_A block of data:_
- - - -

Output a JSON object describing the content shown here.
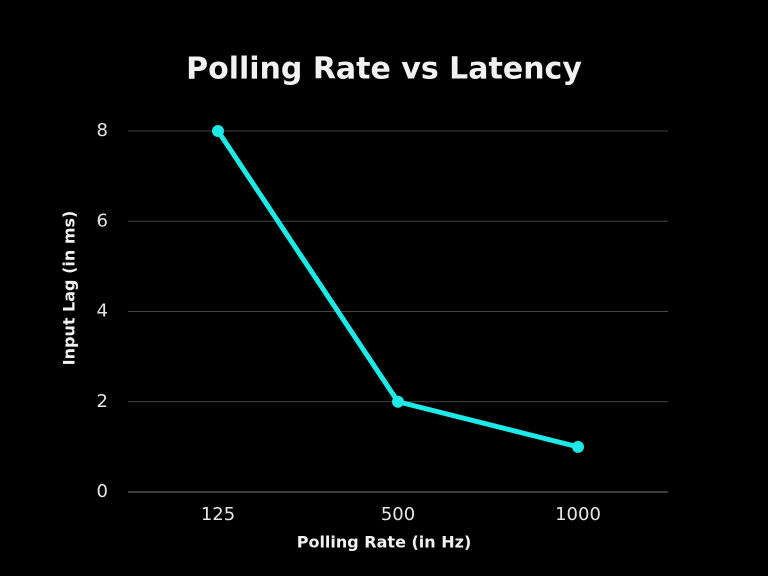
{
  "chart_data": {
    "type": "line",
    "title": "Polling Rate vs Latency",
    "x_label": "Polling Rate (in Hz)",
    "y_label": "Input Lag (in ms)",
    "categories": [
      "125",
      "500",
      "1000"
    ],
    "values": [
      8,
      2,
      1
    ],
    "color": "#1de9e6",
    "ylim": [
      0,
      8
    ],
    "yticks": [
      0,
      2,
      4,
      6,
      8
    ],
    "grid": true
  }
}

- - - -

_STATED EXERCISE:_ Leave out the pictures and give the listing above again exactly.

_SOLUTION FOR THIS TASK:_
Output a JSON object describing the content shown here.
{
  "chart_data": {
    "type": "line",
    "title": "Polling Rate vs Latency",
    "x_label": "Polling Rate (in Hz)",
    "y_label": "Input Lag (in ms)",
    "categories": [
      "125",
      "500",
      "1000"
    ],
    "values": [
      8,
      2,
      1
    ],
    "color": "#1de9e6",
    "ylim": [
      0,
      8
    ],
    "yticks": [
      0,
      2,
      4,
      6,
      8
    ],
    "grid": true
  }
}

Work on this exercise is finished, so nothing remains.